[[ Supplied passage open ]]
These are the daily challenges faced by the community health workers who were the focal point of our three-day training in March 2013. The ongoing “Timor-Leste Healthcare Worker Training Programme,” is a collaborative project by Care Channels Timor-Leste and clinicians from National University Hospital, in partnership with Liquica District Hospital, Timor-Leste. For the first two afternoons, our three volunteer trainers conducted workshops covering use of stethoscopes and BP sets, recognition of respiratory distress in children, and hypertensive emergencies. The 29 participants included 10 community health workers, in addition to nurses, midwives, doctors and medical students posted in the district hospital. The third day, we accompanied some of the participants in a primary health outreach in a mountain village.

Scarcity confronted us repeatedly during this trip – scarcity of time, training, manpower, money, food and empathy. The formal healthcare system lacks core resources – the hospital ambulance was out of action for want of diesel, the emergency room was depleted of IV infusions sets (!), and the health workers were routinely called upon to manage problems beyond their clinical expertise. The perennial challenge is to do one’s best with what is available, to maximize performance given severe constraints.
[[ Supplied passage closed ]]
[[ Stored data open ]]
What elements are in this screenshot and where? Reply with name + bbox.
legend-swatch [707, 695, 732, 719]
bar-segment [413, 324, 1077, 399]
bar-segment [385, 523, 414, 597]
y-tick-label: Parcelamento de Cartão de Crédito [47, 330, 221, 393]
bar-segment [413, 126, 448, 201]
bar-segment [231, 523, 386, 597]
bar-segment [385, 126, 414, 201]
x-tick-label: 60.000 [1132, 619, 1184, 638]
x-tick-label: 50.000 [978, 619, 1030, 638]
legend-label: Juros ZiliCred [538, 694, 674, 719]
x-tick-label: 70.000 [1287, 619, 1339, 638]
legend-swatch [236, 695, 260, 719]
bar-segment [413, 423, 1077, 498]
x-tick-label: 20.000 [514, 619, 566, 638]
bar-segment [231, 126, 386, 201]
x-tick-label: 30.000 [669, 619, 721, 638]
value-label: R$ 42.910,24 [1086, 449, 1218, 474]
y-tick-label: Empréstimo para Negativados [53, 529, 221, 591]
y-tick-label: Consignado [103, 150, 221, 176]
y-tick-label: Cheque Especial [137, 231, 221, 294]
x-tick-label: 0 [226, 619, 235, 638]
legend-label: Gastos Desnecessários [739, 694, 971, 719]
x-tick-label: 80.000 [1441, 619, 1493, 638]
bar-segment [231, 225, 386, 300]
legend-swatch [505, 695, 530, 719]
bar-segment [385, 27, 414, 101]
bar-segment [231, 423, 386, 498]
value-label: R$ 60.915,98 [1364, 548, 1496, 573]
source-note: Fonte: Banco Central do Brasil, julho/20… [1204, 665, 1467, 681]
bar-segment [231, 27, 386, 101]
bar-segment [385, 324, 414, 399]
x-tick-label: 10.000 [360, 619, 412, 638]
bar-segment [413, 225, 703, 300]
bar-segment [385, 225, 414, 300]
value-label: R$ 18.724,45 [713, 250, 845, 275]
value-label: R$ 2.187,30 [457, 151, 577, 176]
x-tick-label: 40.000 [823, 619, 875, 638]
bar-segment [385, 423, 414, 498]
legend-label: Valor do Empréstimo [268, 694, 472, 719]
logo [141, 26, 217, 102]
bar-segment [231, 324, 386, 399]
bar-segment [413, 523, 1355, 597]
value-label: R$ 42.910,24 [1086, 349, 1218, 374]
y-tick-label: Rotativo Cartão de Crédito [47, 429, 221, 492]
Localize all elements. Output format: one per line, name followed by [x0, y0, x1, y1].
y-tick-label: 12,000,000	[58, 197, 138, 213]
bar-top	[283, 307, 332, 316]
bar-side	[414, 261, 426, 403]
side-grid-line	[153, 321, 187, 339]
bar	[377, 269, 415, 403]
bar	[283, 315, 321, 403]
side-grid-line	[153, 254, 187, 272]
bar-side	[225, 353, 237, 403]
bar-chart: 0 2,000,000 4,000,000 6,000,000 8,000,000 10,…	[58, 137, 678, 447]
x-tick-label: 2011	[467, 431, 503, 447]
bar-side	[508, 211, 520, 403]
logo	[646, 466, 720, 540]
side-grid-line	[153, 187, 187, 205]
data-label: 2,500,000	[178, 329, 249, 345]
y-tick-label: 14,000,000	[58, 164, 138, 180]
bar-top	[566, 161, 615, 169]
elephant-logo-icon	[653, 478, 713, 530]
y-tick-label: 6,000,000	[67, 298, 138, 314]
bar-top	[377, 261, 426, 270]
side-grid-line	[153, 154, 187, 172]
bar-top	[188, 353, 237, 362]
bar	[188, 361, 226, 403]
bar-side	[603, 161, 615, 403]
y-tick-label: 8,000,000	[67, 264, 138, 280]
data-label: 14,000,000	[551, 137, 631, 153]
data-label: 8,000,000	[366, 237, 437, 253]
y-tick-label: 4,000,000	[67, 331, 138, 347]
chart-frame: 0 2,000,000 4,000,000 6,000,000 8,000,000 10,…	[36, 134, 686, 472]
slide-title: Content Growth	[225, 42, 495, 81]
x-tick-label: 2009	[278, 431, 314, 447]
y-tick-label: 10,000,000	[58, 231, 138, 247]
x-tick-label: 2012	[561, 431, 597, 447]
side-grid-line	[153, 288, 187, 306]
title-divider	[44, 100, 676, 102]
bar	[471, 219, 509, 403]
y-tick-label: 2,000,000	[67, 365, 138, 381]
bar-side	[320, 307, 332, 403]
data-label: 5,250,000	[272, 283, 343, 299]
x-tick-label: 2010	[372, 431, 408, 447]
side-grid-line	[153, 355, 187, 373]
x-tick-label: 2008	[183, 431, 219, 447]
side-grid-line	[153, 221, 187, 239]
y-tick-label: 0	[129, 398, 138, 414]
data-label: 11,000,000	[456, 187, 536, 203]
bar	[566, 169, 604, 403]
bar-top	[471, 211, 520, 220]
[[ Stored data closed ]]
> [Assigned task 1]:
Answer these questions about the Timor-Leste training account:
(a) How many people took part in the training?
(b) What topics did the workshops on the first two afternoons cover?
(c) What had the emergency room run out of?
> [Assigned task 2]:
Why, according to the Timor-Leste training account, was the hospital ambulance out of action? Answer in one to three sentences.
> [Assigned task 3]:
Pick up the Timor-Leste training account after its last sentence and continue it.

> [Reply 1]:
(a) 29 participants.
(b) Use of stethoscopes and BP sets, recognition of respiratory distress in children, and hypertensive emergencies.
(c) IV infusion sets.

> [Reply 2]:
It was out of action for want of diesel. The account gives this as an example of the formal healthcare system lacking core resources.

> [Reply 3]:
The donated stethoscopes and BP sets were glamorous, but arguably more useful were simple watches. They permitted training in identifying tachypnoea (fast breathing) – the most sensitive sign of lung infections in children. Videos of chest retractions and nasal flaring were crowd-pleasers, as were a series of audience quizzes using coloured flashcards to reinforce mastery of the limits of normal blood pressure.

On our journey home, our interpreter excitedly related to me that soon after completion of our workshops, a child in significant respiratory distress had been brought to the district hospital: “Your students recognized his retractions and fast breathing!” and the patient was appropriately transferred to the national hospital for care. It was an encouraging sign – God in his grace does use us to empower the Timorese health workers to better confront their enormous daily challenges.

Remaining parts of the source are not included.